■ **DATA PROVIDED**
━━━

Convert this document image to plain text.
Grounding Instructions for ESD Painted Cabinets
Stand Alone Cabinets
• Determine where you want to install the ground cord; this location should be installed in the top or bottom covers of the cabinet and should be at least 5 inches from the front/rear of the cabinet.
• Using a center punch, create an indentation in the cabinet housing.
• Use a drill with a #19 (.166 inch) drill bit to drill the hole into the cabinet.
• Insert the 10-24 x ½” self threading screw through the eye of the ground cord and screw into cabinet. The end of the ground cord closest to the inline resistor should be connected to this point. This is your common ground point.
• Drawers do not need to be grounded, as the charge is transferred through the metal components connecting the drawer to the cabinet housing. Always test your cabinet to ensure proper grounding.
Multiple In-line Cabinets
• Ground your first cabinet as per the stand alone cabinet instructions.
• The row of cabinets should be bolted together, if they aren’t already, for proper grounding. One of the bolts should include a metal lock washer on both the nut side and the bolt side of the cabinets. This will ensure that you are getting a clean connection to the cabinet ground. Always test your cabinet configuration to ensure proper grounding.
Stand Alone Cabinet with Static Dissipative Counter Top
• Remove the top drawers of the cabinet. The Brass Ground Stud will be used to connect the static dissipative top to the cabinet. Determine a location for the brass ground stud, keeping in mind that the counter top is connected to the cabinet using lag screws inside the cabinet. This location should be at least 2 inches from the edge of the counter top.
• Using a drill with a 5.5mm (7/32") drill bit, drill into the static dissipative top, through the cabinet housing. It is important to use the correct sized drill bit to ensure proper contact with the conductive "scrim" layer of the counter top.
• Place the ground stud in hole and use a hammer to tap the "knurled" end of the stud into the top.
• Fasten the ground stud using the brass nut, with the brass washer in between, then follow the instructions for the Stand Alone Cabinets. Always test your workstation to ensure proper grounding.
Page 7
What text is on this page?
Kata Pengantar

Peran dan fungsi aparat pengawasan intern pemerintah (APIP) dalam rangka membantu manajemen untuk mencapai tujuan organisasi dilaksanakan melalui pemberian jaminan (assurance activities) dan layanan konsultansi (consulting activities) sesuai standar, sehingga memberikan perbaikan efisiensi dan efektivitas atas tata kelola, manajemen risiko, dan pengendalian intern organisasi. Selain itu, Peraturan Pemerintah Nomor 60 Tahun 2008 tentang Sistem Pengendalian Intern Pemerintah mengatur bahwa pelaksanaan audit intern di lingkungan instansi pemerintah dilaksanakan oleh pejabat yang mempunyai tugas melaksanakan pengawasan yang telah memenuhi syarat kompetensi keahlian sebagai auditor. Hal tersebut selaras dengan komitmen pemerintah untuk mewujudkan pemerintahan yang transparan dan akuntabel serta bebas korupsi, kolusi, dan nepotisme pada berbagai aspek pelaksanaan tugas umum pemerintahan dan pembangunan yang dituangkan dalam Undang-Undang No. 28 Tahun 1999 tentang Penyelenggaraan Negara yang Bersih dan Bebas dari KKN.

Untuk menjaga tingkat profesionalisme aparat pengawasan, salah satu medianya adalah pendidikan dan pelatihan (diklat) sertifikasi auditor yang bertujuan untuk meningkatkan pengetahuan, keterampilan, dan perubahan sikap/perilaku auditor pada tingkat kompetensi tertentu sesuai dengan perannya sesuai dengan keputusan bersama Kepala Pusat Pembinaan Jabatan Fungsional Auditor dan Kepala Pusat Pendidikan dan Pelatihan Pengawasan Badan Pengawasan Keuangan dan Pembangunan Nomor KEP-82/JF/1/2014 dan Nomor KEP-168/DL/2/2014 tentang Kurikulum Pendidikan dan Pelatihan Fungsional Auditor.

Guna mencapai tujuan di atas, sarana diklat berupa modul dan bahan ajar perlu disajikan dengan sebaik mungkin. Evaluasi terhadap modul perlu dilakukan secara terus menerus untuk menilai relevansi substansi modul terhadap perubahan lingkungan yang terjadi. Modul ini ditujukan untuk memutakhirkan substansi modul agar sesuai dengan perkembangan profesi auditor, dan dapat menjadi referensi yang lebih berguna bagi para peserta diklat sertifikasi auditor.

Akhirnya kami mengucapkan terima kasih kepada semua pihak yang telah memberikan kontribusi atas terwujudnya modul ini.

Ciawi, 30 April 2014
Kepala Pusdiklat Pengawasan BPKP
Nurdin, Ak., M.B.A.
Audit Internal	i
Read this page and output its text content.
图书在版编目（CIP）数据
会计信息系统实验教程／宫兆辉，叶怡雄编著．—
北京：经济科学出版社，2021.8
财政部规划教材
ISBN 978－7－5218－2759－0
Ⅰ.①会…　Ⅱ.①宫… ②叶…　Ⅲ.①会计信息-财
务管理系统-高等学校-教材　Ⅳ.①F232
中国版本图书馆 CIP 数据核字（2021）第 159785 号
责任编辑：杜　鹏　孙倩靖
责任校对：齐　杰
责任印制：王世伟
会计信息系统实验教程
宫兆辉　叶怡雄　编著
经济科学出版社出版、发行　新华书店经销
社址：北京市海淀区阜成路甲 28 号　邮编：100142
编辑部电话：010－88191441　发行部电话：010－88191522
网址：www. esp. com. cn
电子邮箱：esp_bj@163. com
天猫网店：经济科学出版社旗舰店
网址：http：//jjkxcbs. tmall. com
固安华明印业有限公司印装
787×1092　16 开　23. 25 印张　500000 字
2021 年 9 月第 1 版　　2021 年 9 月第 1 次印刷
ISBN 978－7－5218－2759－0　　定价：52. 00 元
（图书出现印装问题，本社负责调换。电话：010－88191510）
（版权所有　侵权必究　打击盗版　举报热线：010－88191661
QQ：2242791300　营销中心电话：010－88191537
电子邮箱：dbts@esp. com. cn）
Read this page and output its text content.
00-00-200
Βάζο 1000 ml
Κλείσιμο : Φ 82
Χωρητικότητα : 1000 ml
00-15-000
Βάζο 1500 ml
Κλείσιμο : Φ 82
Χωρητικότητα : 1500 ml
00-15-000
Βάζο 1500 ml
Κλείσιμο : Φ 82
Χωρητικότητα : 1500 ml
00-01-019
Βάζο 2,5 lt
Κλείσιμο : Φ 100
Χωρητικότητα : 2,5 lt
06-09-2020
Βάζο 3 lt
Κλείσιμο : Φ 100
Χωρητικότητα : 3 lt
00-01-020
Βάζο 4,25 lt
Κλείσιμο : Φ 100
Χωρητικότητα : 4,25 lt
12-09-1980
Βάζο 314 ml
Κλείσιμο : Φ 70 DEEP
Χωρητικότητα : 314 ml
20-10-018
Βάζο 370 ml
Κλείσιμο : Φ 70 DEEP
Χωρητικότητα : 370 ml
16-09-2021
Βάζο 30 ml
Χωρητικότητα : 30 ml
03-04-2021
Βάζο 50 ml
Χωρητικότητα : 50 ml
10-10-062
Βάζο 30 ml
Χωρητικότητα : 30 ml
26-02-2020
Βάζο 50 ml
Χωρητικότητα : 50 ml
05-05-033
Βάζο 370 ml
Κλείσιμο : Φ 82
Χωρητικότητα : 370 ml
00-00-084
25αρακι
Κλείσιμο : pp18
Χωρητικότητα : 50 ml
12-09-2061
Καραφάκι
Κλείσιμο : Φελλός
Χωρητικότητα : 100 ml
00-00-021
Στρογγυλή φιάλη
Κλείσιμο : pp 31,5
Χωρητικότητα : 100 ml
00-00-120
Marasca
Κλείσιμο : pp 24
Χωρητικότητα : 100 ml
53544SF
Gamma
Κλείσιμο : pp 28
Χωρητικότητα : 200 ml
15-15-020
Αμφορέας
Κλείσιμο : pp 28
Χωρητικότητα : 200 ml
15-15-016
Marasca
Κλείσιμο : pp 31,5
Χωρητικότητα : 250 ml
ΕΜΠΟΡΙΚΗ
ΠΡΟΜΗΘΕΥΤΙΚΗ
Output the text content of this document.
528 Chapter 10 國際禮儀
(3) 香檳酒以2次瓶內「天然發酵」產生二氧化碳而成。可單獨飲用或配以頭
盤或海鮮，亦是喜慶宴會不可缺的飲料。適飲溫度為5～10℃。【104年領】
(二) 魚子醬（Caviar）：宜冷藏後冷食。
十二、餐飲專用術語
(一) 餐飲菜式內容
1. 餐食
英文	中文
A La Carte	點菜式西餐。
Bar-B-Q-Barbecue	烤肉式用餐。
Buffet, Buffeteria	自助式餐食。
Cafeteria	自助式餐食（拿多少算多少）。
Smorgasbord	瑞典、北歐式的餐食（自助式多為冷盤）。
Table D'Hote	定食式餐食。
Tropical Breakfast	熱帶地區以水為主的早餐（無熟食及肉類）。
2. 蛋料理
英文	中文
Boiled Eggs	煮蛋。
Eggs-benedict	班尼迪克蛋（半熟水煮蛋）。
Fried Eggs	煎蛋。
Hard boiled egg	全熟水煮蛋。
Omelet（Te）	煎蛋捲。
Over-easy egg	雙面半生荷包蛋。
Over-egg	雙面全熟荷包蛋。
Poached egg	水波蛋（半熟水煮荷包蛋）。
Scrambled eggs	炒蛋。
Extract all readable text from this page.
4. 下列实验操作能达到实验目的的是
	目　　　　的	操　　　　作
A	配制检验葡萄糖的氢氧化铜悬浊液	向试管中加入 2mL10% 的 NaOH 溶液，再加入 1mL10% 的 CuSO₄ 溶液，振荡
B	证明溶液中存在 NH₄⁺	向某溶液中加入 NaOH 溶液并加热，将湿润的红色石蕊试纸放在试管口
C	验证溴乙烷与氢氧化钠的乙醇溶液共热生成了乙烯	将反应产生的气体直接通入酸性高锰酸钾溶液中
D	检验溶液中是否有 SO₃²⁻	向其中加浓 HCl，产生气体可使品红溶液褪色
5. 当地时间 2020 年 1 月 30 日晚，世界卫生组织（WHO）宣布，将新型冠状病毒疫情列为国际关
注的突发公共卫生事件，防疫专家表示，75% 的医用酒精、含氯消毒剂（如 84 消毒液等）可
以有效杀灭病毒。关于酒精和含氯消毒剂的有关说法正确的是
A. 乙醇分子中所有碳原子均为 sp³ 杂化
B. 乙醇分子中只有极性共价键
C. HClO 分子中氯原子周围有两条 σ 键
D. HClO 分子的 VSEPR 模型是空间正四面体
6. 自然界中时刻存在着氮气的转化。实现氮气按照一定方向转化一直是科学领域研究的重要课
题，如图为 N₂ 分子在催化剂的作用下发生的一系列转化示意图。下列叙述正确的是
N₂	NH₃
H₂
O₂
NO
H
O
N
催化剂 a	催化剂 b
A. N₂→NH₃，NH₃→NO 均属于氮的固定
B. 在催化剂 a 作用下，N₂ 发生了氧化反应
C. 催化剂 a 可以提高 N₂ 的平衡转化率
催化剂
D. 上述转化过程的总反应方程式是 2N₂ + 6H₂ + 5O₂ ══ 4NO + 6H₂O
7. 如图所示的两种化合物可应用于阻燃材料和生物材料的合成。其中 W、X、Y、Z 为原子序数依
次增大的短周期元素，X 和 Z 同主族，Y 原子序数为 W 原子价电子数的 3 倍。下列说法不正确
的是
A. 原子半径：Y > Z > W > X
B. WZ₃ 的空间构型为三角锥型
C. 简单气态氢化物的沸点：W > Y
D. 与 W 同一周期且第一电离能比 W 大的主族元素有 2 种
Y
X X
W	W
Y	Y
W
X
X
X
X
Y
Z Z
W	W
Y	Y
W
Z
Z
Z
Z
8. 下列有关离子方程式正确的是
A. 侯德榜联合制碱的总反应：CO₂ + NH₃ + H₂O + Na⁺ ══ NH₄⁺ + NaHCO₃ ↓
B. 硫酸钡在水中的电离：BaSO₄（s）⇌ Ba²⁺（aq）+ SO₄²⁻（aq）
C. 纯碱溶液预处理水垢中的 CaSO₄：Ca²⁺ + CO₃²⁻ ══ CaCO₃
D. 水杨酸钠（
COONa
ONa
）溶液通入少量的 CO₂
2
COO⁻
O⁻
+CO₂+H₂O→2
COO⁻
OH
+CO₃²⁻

━━━

■ **OBJECTIVE**
Check each line of the records above for the string "with", and report every line that has it.

■ **WRITTEN REPLY**
• Use a drill with a #19 (.166 inch) drill bit to drill the hole into the cabinet.
Stand Alone Cabinet with Static Dissipative Counter Top
• Using a drill with a 5.5mm (7/32") drill bit, drill into the static dissipative top, through the cabinet housing. It is important to use the correct sized drill bit to ensure proper contact with the conductive "scrim" layer of the counter top.
• Fasten the ground stud using the brass nut, with the brass washer in between, then follow the instructions for the Stand Alone Cabinets. Always test your workstation to ensure proper grounding.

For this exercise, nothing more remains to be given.